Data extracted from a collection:

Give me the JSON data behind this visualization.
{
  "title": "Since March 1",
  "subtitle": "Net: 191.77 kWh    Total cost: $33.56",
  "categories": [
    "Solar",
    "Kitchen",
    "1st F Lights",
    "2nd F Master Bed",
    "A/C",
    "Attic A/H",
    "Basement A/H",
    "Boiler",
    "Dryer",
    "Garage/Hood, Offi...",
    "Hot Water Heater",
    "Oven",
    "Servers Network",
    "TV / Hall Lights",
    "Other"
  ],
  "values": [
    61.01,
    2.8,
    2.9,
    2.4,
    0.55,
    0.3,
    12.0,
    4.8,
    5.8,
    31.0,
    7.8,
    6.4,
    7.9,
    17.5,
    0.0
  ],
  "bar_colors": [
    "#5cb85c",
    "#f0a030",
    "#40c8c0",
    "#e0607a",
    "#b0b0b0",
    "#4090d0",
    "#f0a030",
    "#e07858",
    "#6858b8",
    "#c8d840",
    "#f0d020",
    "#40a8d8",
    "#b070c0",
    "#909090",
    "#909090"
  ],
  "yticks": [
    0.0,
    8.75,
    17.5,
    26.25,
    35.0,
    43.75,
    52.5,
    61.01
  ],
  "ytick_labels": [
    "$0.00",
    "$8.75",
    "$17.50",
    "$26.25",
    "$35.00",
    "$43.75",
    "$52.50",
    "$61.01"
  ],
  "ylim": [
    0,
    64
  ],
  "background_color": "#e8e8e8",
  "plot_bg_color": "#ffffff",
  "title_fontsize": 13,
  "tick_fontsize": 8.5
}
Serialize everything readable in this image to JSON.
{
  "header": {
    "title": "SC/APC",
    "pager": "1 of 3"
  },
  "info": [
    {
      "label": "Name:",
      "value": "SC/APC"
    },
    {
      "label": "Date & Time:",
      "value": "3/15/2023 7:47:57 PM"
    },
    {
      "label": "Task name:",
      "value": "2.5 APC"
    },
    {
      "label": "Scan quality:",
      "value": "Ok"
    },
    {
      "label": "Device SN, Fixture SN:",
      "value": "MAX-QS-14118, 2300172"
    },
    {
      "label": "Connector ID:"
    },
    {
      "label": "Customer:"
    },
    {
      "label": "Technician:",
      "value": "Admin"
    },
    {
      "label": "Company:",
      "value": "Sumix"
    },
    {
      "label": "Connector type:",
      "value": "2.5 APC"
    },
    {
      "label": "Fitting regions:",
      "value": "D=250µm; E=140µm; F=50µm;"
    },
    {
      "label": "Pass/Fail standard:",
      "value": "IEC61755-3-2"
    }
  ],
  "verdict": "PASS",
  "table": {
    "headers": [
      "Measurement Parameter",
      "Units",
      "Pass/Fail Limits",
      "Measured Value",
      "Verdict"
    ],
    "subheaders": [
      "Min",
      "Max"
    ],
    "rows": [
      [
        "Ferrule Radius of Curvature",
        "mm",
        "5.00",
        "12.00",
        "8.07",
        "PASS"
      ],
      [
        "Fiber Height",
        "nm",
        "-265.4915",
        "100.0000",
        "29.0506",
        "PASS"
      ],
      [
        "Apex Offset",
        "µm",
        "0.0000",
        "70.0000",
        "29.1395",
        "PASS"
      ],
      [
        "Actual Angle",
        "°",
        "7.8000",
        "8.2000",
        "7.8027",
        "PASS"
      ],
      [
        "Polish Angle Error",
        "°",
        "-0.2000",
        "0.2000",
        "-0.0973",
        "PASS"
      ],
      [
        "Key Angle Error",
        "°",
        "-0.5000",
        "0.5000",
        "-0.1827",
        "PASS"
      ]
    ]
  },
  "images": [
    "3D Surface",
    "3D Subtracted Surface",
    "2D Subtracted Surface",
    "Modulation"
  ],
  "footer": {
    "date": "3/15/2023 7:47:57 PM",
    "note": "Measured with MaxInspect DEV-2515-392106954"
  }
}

- INSTRUCTION -
Please reproduce all of the entries exactly as they stand.

- RESPONSE TO THIS TASK -
Give me the JSON data behind this visualization.
{
  "title": "Since March 1",
  "subtitle": "Net: 191.77 kWh    Total cost: $33.56",
  "categories": [
    "Solar",
    "Kitchen",
    "1st F Lights",
    "2nd F Master Bed",
    "A/C",
    "Attic A/H",
    "Basement A/H",
    "Boiler",
    "Dryer",
    "Garage/Hood, Offi...",
    "Hot Water Heater",
    "Oven",
    "Servers Network",
    "TV / Hall Lights",
    "Other"
  ],
  "values": [
    61.01,
    2.8,
    2.9,
    2.4,
    0.55,
    0.3,
    12.0,
    4.8,
    5.8,
    31.0,
    7.8,
    6.4,
    7.9,
    17.5,
    0.0
  ],
  "bar_colors": [
    "#5cb85c",
    "#f0a030",
    "#40c8c0",
    "#e0607a",
    "#b0b0b0",
    "#4090d0",
    "#f0a030",
    "#e07858",
    "#6858b8",
    "#c8d840",
    "#f0d020",
    "#40a8d8",
    "#b070c0",
    "#909090",
    "#909090"
  ],
  "yticks": [
    0.0,
    8.75,
    17.5,
    26.25,
    35.0,
    43.75,
    52.5,
    61.01
  ],
  "ytick_labels": [
    "$0.00",
    "$8.75",
    "$17.50",
    "$26.25",
    "$35.00",
    "$43.75",
    "$52.50",
    "$61.01"
  ],
  "ylim": [
    0,
    64
  ],
  "background_color": "#e8e8e8",
  "plot_bg_color": "#ffffff",
  "title_fontsize": 13,
  "tick_fontsize": 8.5
}
Serialize everything readable in this image to JSON.
{
  "header": {
    "title": "SC/APC",
    "pager": "1 of 3"
  },
  "info": [
    {
      "label": "Name:",
      "value": "SC/APC"
    },
    {
      "label": "Date & Time:",
      "value": "3/15/2023 7:47:57 PM"
    },
    {
      "label": "Task name:",
      "value": "2.5 APC"
    },
    {
      "label": "Scan quality:",
      "value": "Ok"
    },
    {
      "label": "Device SN, Fixture SN:",
      "value": "MAX-QS-14118, 2300172"
    },
    {
      "label": "Connector ID:"
    },
    {
      "label": "Customer:"
    },
    {
      "label": "Technician:",
      "value": "Admin"
    },
    {
      "label": "Company:",
      "value": "Sumix"
    },
    {
      "label": "Connector type:",
      "value": "2.5 APC"
    },
    {
      "label": "Fitting regions:",
      "value": "D=250µm; E=140µm; F=50µm;"
    },
    {
      "label": "Pass/Fail standard:",
      "value": "IEC61755-3-2"
    }
  ],
  "verdict": "PASS",
  "table": {
    "headers": [
      "Measurement Parameter",
      "Units",
      "Pass/Fail Limits",
      "Measured Value",
      "Verdict"
    ],
    "subheaders": [
      "Min",
      "Max"
    ],
    "rows": [
      [
        "Ferrule Radius of Curvature",
        "mm",
        "5.00",
        "12.00",
        "8.07",
        "PASS"
      ],
      [
        "Fiber Height",
        "nm",
        "-265.4915",
        "100.0000",
        "29.0506",
        "PASS"
      ],
      [
        "Apex Offset",
        "µm",
        "0.0000",
        "70.0000",
        "29.1395",
        "PASS"
      ],
      [
        "Actual Angle",
        "°",
        "7.8000",
        "8.2000",
        "7.8027",
        "PASS"
      ],
      [
        "Polish Angle Error",
        "°",
        "-0.2000",
        "0.2000",
        "-0.0973",
        "PASS"
      ],
      [
        "Key Angle Error",
        "°",
        "-0.5000",
        "0.5000",
        "-0.1827",
        "PASS"
      ]
    ]
  },
  "images": [
    "3D Surface",
    "3D Subtracted Surface",
    "2D Subtracted Surface",
    "Modulation"
  ],
  "footer": {
    "date": "3/15/2023 7:47:57 PM",
    "note": "Measured with MaxInspect DEV-2515-392106954"
  }
}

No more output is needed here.